## Raw records

-- BEGIN --

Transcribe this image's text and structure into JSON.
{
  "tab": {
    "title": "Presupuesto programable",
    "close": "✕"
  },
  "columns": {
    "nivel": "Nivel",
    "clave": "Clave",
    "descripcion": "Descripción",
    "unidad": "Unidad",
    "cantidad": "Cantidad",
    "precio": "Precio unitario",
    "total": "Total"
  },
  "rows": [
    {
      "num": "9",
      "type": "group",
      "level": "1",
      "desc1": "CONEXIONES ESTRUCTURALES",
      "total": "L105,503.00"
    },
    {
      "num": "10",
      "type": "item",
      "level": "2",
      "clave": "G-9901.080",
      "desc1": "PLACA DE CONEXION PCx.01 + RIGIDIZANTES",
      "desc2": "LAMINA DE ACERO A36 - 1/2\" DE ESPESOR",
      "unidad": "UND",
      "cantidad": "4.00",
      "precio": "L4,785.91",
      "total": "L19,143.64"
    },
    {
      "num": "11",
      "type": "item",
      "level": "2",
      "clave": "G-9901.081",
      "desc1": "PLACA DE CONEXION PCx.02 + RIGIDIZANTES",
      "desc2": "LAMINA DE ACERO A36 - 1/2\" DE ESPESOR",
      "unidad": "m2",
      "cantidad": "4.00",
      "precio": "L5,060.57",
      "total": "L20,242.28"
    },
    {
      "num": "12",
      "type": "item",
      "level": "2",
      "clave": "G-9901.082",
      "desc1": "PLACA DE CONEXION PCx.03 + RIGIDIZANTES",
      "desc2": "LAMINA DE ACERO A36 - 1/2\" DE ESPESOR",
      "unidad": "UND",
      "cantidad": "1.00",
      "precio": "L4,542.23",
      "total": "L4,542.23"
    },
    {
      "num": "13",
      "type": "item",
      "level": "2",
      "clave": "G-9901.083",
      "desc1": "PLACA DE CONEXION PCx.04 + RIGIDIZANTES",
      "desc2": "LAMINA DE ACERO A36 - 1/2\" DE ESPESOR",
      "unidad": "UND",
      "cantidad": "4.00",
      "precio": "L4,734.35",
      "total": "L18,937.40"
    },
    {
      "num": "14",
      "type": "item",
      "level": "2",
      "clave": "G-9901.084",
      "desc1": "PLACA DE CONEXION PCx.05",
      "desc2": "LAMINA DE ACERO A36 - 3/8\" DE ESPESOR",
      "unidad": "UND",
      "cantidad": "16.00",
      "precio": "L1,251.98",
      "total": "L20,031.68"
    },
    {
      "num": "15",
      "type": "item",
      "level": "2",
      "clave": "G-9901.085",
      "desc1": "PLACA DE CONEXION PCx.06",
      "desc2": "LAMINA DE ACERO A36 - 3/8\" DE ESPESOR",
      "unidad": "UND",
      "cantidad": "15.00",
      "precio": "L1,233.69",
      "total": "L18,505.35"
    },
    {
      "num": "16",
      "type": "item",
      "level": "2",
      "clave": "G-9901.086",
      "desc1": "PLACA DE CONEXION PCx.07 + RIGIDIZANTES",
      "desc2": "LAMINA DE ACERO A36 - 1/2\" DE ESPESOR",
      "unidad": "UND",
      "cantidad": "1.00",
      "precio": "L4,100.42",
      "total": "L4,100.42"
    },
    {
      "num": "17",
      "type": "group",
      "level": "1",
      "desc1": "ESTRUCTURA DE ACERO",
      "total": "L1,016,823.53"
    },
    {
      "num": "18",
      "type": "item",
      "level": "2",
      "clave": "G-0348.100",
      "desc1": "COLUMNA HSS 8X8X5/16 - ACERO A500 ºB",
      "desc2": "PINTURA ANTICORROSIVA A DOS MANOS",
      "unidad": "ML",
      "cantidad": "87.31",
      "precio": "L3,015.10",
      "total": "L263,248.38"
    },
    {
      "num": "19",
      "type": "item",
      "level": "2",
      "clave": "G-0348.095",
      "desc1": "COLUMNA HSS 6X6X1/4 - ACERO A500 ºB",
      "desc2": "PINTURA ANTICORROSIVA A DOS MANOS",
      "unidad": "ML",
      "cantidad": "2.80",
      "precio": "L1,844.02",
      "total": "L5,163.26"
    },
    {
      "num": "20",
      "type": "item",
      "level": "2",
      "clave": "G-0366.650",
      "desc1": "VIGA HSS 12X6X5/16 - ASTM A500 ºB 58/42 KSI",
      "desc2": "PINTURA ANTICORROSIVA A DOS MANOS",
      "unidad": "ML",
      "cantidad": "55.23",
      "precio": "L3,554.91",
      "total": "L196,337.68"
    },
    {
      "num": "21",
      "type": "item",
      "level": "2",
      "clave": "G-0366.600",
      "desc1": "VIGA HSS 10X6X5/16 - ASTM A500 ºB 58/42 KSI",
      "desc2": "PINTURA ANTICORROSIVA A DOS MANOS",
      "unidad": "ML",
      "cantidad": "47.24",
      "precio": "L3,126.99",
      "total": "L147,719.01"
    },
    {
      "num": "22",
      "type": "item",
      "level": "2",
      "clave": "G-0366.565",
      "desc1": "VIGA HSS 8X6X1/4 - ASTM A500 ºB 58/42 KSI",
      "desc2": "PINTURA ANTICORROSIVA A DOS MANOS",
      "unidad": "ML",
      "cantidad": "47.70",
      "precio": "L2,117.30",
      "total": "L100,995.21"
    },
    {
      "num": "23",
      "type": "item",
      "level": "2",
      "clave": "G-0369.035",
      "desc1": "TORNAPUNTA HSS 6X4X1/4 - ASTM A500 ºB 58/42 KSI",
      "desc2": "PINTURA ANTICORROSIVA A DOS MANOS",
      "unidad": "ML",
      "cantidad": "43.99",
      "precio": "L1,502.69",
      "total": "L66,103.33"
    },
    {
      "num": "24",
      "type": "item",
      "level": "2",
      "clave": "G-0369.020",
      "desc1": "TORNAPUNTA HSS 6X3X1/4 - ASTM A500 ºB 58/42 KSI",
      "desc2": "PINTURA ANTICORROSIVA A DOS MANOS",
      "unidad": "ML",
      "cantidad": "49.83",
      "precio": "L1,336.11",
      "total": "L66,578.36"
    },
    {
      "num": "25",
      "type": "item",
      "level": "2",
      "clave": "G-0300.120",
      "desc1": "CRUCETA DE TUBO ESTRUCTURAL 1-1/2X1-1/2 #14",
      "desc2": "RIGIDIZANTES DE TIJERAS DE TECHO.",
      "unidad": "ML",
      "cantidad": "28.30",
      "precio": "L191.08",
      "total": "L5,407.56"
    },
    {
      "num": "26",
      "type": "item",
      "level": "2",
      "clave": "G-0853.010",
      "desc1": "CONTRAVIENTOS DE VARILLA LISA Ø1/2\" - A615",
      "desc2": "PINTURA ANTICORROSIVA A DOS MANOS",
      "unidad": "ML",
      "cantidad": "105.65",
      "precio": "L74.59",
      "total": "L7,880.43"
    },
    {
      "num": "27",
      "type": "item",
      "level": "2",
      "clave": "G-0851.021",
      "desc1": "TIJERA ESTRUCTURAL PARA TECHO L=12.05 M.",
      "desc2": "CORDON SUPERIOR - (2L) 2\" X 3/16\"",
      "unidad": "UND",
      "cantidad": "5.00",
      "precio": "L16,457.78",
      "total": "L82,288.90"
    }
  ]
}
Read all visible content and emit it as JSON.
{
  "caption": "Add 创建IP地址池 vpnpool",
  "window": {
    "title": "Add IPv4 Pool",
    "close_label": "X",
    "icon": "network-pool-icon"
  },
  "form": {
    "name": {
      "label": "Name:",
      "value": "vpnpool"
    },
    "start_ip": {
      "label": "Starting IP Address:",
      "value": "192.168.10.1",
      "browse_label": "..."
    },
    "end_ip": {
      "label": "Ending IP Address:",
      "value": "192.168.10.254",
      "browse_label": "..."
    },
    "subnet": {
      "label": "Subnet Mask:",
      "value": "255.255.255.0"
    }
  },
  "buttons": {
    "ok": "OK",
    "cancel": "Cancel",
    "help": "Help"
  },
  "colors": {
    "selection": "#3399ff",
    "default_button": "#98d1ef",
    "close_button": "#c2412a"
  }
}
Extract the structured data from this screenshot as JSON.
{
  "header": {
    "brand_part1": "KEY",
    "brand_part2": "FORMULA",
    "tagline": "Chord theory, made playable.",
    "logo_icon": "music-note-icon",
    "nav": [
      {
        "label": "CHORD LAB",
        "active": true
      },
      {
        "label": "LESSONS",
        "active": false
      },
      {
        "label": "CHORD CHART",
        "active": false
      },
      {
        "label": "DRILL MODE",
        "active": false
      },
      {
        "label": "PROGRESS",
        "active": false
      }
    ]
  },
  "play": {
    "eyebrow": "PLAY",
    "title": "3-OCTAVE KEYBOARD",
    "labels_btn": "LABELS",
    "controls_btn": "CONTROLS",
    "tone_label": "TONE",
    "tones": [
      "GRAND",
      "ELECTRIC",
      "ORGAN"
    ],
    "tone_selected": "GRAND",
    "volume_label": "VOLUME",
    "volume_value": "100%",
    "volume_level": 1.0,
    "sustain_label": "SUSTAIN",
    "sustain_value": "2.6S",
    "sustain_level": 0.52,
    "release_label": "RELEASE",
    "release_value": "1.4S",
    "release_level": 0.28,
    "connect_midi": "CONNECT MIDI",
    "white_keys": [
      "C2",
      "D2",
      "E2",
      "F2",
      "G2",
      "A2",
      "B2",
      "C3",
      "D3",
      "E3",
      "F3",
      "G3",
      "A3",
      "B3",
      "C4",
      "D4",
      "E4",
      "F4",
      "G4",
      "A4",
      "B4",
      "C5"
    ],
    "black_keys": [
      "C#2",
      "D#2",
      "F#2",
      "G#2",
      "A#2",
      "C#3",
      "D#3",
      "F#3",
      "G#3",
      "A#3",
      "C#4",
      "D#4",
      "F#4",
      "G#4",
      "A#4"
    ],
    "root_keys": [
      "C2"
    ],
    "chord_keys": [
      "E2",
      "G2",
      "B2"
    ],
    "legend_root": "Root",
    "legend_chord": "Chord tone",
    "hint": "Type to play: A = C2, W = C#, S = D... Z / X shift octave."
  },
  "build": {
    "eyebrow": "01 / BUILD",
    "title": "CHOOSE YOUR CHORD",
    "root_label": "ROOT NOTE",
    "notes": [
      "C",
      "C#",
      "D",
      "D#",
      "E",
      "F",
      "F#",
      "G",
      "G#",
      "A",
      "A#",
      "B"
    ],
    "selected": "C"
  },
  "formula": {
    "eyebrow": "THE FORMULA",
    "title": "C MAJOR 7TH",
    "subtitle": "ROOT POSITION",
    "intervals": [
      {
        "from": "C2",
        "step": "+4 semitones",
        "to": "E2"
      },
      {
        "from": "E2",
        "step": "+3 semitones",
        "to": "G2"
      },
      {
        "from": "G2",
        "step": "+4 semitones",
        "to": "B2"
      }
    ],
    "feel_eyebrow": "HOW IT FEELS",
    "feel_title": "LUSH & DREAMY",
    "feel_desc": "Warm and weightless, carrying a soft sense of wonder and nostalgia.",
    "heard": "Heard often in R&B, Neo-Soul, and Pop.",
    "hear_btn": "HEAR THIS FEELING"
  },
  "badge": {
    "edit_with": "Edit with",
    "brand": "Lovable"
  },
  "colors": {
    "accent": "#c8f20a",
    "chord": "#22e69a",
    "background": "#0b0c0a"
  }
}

-- END --

## What you are asked to do
Give every line of the material that includes the string "vpnpool".

## Full answer
  "caption": "Add 创建IP地址池 vpnpool",
      "value": "vpnpool"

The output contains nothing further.